PROBLEM REQUIREMENTS: Wherever "style" appears in a line, copy that line.

DATA SECTION:
Begin

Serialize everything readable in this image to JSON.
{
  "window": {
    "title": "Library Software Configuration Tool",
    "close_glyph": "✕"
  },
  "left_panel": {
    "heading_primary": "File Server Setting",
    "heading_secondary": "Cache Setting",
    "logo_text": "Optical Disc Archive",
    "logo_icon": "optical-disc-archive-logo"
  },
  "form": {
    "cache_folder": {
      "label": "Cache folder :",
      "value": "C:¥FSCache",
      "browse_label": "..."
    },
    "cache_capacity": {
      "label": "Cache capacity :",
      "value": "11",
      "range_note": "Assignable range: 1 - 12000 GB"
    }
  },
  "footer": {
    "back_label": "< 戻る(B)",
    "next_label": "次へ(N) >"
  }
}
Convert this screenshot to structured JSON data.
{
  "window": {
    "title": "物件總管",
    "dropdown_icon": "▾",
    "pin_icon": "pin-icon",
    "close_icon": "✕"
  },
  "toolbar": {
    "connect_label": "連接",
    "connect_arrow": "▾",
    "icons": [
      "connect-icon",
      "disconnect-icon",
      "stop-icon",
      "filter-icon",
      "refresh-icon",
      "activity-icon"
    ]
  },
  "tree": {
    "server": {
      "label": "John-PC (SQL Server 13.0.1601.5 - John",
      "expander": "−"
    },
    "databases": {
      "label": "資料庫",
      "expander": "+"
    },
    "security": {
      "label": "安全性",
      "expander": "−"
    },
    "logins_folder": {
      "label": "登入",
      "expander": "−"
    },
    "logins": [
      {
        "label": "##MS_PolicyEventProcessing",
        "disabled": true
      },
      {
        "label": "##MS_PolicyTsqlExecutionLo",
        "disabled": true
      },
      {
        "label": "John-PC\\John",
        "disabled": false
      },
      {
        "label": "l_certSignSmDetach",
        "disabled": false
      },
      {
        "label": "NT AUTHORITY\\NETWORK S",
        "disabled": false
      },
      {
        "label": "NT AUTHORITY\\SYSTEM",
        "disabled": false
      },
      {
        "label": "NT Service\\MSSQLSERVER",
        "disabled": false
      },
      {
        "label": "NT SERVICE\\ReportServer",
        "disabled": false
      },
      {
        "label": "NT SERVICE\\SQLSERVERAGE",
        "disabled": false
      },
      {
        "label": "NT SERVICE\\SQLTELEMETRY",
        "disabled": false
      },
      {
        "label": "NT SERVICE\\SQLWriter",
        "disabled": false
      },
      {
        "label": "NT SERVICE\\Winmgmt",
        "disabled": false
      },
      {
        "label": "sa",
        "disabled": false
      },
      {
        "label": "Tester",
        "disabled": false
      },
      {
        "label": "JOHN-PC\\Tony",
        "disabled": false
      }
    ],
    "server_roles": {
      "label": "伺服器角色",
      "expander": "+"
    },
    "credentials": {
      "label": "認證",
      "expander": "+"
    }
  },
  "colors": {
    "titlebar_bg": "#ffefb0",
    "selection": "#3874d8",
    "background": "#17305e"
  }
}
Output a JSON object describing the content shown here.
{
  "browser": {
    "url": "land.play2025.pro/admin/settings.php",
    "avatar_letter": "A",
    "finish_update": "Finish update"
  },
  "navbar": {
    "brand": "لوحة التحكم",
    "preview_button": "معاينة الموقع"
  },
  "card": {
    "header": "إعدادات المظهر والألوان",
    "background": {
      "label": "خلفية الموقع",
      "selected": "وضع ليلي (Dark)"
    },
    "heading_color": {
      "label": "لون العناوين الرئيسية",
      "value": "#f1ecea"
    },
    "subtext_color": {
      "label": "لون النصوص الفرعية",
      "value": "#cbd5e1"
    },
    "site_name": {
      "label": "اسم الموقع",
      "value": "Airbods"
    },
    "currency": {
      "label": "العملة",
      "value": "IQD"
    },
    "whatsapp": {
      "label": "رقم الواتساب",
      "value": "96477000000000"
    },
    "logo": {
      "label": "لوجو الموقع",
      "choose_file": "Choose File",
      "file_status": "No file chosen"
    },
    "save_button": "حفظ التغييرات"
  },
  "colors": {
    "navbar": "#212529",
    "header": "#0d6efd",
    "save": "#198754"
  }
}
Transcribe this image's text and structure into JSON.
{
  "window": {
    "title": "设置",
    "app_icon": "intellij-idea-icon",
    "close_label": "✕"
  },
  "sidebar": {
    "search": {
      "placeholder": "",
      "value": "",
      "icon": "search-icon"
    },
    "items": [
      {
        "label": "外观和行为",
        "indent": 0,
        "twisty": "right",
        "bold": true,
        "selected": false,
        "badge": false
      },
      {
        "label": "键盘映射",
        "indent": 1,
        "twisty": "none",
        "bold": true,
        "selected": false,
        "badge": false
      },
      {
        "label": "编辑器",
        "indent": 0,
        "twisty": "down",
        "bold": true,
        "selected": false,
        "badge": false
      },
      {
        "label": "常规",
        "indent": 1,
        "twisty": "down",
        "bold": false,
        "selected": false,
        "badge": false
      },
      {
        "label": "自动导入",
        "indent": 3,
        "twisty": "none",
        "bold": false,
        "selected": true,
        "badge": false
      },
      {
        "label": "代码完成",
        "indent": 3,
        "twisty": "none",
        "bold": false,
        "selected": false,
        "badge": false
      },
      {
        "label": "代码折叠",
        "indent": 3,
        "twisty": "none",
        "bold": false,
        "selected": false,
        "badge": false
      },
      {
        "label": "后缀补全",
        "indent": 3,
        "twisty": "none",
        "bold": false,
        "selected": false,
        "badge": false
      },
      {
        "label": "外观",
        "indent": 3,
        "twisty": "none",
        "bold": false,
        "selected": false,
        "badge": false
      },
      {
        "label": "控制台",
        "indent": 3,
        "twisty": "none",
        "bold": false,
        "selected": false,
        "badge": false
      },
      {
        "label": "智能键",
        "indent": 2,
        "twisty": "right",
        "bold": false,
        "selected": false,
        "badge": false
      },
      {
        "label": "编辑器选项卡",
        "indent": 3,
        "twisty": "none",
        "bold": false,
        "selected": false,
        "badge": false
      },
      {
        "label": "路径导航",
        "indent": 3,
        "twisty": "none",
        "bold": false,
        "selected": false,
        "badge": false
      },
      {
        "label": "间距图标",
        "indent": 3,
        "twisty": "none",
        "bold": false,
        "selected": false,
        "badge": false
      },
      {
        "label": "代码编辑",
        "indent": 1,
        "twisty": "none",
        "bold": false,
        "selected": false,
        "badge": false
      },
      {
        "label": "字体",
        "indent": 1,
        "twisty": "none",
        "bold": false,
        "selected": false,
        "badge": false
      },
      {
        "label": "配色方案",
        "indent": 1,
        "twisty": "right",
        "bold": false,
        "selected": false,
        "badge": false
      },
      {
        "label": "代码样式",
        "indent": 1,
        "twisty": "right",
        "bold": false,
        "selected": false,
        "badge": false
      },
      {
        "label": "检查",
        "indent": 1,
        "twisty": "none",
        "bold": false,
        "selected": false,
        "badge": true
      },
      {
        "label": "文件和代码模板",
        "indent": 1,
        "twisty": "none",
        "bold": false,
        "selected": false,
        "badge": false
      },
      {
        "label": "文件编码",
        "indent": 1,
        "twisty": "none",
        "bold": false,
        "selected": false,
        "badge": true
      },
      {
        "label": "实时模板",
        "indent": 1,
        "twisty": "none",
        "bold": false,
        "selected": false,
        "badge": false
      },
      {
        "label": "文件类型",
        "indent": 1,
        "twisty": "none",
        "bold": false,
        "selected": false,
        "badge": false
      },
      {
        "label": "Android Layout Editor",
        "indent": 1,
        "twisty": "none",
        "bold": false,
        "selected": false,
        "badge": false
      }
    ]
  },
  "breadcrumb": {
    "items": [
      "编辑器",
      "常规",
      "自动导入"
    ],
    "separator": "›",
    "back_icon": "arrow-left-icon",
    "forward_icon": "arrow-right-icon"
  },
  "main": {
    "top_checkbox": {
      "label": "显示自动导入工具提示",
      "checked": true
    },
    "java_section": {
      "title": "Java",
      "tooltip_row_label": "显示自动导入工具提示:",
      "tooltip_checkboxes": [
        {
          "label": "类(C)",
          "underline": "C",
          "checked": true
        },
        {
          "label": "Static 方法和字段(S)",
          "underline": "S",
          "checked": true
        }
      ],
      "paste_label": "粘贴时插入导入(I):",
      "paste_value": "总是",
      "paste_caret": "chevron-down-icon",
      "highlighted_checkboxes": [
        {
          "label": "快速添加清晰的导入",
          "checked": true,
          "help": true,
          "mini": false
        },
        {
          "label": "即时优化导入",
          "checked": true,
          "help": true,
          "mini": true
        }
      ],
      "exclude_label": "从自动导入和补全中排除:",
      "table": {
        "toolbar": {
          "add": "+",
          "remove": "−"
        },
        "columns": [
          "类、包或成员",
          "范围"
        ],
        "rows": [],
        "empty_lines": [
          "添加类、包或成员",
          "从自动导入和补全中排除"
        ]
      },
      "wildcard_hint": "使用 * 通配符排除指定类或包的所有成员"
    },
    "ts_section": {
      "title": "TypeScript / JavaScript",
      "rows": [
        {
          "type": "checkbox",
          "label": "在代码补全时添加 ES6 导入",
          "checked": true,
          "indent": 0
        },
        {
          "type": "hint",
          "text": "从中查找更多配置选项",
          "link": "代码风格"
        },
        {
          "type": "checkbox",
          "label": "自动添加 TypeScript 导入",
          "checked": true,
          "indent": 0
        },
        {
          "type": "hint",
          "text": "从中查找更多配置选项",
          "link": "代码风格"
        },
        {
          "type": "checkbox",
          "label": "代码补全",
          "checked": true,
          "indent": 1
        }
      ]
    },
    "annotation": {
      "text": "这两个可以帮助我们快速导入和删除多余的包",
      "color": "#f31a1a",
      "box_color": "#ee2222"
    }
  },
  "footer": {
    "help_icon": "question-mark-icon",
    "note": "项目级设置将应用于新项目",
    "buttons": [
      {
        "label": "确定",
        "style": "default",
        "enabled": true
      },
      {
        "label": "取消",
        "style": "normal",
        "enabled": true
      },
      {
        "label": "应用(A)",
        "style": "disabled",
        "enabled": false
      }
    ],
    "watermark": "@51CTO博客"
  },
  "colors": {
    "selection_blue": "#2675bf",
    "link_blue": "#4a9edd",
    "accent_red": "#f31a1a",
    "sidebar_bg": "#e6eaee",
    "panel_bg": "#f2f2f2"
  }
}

End

SOLUTION TO THIS PROBLEM:
        "style": "default",
        "style": "normal",
        "style": "disabled",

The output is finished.